■ **Task requirements**
Copy out all the lines exactly. Omit pictures.

■ **Input**
- - -
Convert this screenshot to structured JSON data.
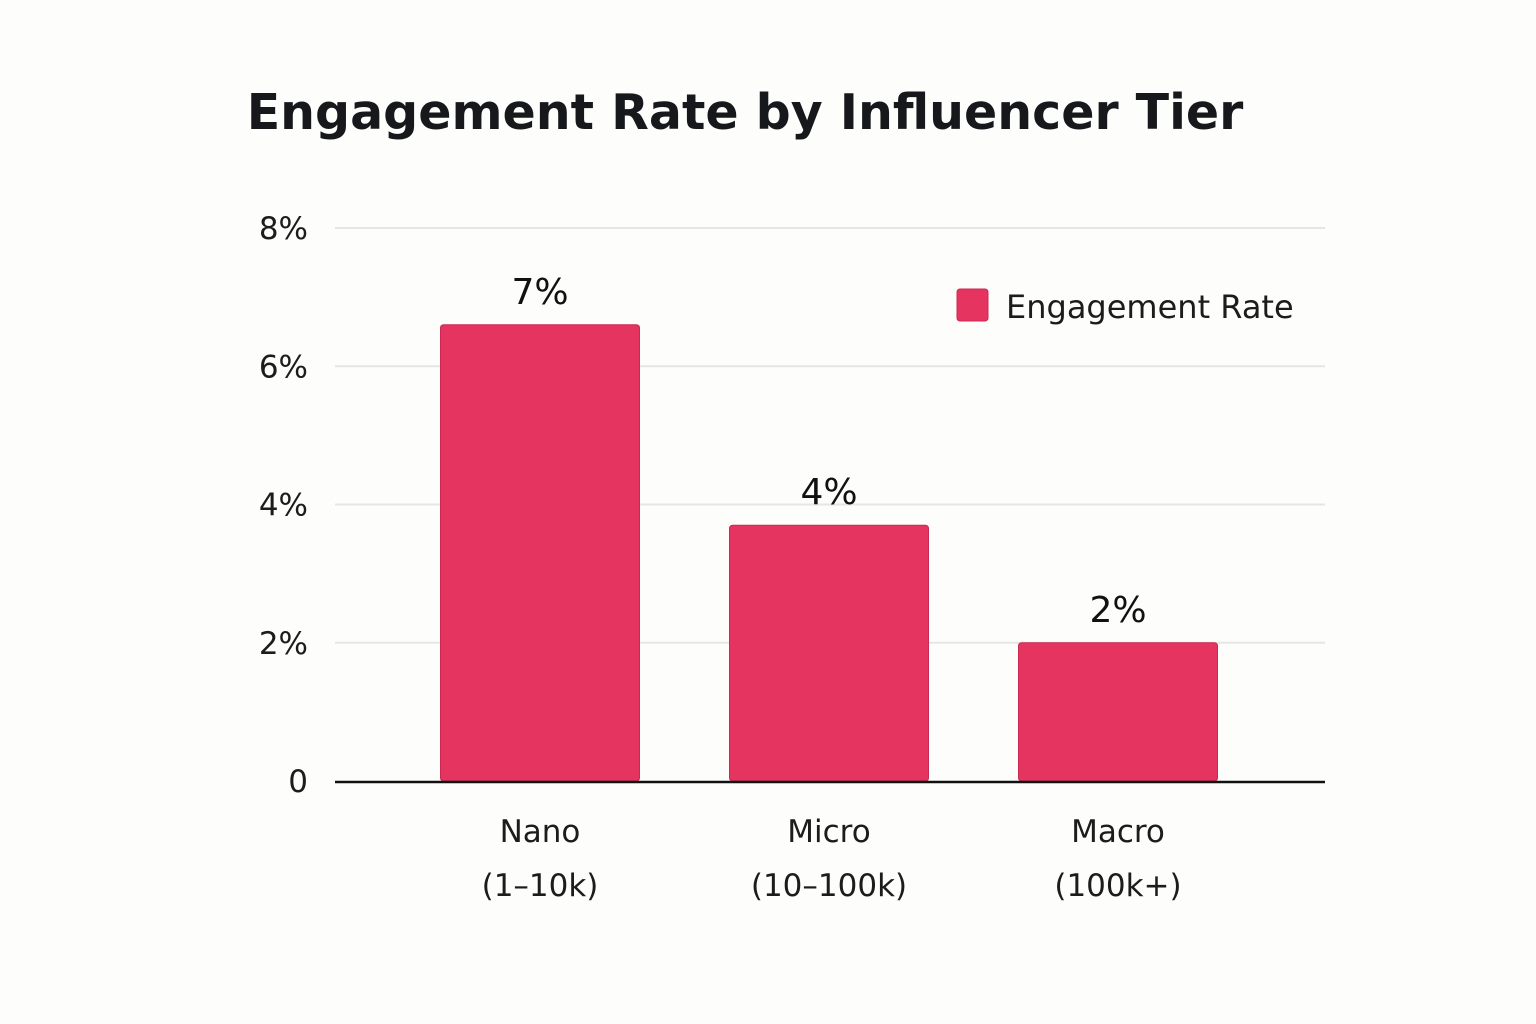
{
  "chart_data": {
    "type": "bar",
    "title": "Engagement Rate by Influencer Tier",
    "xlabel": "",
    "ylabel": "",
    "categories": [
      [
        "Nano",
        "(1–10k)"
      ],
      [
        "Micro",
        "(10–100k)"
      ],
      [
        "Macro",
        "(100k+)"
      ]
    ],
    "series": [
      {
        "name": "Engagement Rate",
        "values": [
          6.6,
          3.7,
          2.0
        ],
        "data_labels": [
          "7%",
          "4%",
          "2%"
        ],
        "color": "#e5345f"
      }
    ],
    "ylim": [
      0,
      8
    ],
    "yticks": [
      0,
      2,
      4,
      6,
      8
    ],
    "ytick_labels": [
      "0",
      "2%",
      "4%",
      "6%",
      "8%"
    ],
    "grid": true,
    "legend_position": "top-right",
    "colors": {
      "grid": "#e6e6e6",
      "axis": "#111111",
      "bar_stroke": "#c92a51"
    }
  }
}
- - -
■ **Result for this exercise**
Convert this screenshot to structured JSON data.
{
  "chart_data": {
    "type": "bar",
    "title": "Engagement Rate by Influencer Tier",
    "xlabel": "",
    "ylabel": "",
    "categories": [
      [
        "Nano",
        "(1–10k)"
      ],
      [
        "Micro",
        "(10–100k)"
      ],
      [
        "Macro",
        "(100k+)"
      ]
    ],
    "series": [
      {
        "name": "Engagement Rate",
        "values": [
          6.6,
          3.7,
          2.0
        ],
        "data_labels": [
          "7%",
          "4%",
          "2%"
        ],
        "color": "#e5345f"
      }
    ],
    "ylim": [
      0,
      8
    ],
    "yticks": [
      0,
      2,
      4,
      6,
      8
    ],
    "ytick_labels": [
      "0",
      "2%",
      "4%",
      "6%",
      "8%"
    ],
    "grid": true,
    "legend_position": "top-right",
    "colors": {
      "grid": "#e6e6e6",
      "axis": "#111111",
      "bar_stroke": "#c92a51"
    }
  }
}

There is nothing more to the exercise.